** START OF Selected excerpt **

That lesson was brought home, once again, by the Opticos team’s work on a recent downtown plan. Our team had encountered a typical American conflict. Many community members wanted walkable streets, with wide sidewalks, protected bicycle lanes, slow-moving traffic, and ample room for trees, flowers, and sidewalk cafés. The fire department wanted wide, unobstructed swathes of asphalt.

This conflict between community members’ desire for low-speed streets, with a high level of traffic safety, and a fire department’s desire for wide, high-speed roads is frequent in the United States. But in Europe, it is rare.

If you want safe streets, you need to buy fire engines that fit on safe streets. The same goes for ladder trucks, foam tenders, HazMat rigs, and other fire department vehicles.

Europe builds safe streets because its fire vehicles fit on safe streets

In most European nations, building slender, low-speed streets is routine. That’s because European fire departments purchase fire engines and ladder trucks designed for use on these streets.

An article in Fire Apparatus & Emergency Equipment magazine reports, “in Europe, fire apparatus are more compact than comparable vehicles in North America”. Sam Itani, vice president of international and government sales at fire truck manufacturer E-ONE, told the magazine, “There are a lot of narrow streets in their cities, many of them one way.” Itani says, “they have to design vehicles to go into narrow, congested areas, yet still allow firefighters access to the tools and hoses on their trucks”.

** END OF Selected excerpt **
** START OF Material provided **

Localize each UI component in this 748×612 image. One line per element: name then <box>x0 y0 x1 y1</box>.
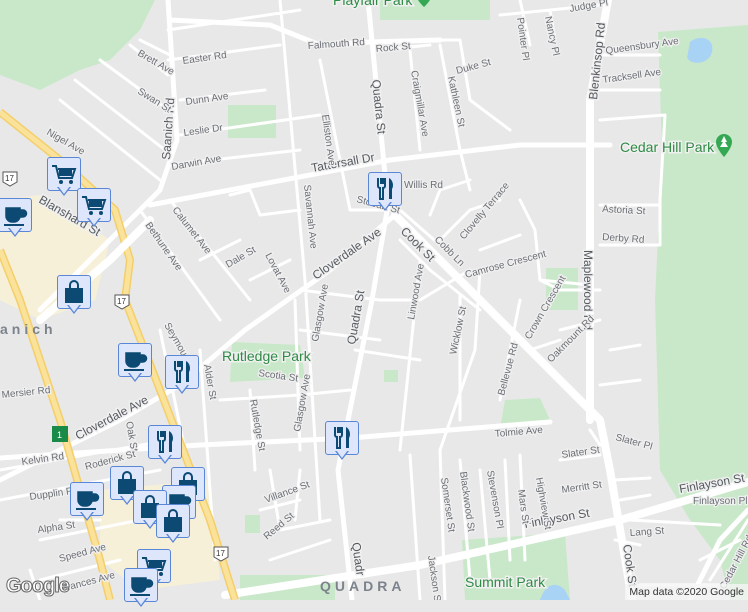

** END OF Material provided **

• **Directive A**
For the passage on street design and fire vehicles, say yes or no to whether each statement agrees with it, quoting the text's deciding words exactly: (i) Many community members wanted protected bicycle lanes. (ii) The conflict between low-speed streets and wide, high-speed roads is common in Europe. (iii) Sam Itani is vice president of international and government sales at E-ONE.
• **Directive B**
Please resume the passage on street design and fire vehicles, starting after its last sentence.
The lines are separate material, apart from the passage on street design and fire vehicles.

• **Answer A**
(i) Yes: "Many community members wanted walkable streets, with wide sidewalks, protected bicycle lanes, slow-moving traffic, and ample room for trees, flowers, and sidewalk cafés."
(ii) No: "But in Europe, it is rare."
(iii) Yes: "Sam Itani, vice president of international and government sales at fire truck manufacturer E-ONE"

• **Answer B**
Agile fire engines help explain Europe’s excellent traffic safety

The European practice of purchasing fire apparatus that fits on small, low-speed streets helps explain why European countries have much lower traffic fatality and injury rates than the United States. A 2018 report by the World Health Organization found that the traffic fatality rate in the United States is 12.4 deaths per hundred thousand population. That’s four times higher than in the United Kingdom and more than four times higher than in Norway, Sweden, and Switzerland.

By choosing more maneuverable vehicles, European fire departments improve traffic safety. According to Optimizing Large Vehicles for Urban Environments – Downsizing, a 2018 report from the U.S. Department of Transportation’s Volpe National Transportation Systems Center, “street designs with narrower lanes, smaller turning radii, and decreased crossing distances are shown to increase street safety”. Such designs deter speeding. That matters, because speed kills. If a motorist driving at 20 mph hits a person on foot, the chance of death for the person hit is 5 percent; at 30 mph, the chance of death is 45 percent; and at 40 mph, 85 percent of walkers are killed.[1] Choosing the smallest appropriate fire vehicles, the Volpe Center concludes, makes it possible to design streets that improve safety for everyone.


[1] Limpert, Rudolph. Motor Vehicle Accident Reconstruction and Cause Analysis, Fourth Edition (Charlottesville, VA. The Michie Company, 1994), p. 663. See also Killing Speed and Saving Lives, UK Dept. of Transportation (London, England).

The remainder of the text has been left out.